▼

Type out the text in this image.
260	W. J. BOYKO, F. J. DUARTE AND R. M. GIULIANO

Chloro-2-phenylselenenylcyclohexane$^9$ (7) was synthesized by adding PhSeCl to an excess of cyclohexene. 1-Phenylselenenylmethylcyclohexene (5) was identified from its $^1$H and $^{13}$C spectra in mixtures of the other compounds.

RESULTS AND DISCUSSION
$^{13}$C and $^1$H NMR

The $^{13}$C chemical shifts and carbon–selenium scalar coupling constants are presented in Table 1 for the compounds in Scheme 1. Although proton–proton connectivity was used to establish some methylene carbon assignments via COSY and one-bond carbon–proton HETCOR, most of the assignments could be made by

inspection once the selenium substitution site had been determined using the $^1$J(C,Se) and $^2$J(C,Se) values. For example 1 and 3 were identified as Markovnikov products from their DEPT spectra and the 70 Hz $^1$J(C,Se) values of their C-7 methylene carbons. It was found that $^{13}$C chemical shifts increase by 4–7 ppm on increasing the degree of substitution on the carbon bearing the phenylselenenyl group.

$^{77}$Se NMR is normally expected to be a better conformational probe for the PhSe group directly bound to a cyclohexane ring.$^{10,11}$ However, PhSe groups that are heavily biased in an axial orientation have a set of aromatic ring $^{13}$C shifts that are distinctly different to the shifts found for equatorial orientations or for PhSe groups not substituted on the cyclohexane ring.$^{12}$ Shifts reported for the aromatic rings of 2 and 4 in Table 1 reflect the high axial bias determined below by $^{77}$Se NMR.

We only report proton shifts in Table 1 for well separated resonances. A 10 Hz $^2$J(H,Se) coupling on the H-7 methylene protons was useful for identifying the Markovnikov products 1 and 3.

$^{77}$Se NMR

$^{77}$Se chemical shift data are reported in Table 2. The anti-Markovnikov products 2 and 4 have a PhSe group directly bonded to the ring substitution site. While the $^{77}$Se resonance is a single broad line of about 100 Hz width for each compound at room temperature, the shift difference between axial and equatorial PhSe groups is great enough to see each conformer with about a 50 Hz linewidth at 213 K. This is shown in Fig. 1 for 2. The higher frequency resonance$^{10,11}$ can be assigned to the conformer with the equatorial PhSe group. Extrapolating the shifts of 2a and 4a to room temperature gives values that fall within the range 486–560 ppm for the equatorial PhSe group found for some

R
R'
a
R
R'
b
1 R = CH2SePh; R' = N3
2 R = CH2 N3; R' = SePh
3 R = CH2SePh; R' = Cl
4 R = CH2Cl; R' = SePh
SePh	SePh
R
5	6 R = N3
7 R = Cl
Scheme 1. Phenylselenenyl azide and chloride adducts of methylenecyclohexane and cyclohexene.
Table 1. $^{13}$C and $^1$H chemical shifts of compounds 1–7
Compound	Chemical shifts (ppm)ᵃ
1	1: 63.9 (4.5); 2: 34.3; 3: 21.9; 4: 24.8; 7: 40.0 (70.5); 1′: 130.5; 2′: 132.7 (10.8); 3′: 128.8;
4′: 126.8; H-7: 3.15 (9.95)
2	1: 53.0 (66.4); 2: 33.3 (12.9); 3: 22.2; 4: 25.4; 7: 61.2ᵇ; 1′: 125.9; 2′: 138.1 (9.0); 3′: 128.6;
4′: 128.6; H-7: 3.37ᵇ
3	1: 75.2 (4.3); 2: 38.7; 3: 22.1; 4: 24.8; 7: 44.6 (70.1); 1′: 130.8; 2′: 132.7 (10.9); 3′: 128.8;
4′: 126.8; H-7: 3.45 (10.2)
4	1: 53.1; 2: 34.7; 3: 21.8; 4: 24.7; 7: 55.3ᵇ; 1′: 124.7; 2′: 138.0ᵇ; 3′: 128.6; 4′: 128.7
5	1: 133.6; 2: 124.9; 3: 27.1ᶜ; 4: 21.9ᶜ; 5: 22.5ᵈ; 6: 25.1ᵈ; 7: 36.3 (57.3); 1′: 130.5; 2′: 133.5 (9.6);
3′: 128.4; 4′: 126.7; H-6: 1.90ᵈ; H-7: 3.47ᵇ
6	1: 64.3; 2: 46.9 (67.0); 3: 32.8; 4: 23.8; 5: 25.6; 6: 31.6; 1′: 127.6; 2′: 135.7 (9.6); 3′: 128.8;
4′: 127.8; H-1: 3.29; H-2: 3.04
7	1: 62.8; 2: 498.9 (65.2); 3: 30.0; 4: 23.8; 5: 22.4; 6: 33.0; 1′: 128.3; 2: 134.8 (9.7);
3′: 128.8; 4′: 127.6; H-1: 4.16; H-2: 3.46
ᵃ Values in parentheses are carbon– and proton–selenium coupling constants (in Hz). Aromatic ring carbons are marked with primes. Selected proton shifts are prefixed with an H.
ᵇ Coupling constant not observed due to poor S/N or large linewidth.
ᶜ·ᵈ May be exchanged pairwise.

▲

• _Task details_
Tell how many lines of the records above hold the string "carbons". Give no other text.

• _Task solution_
2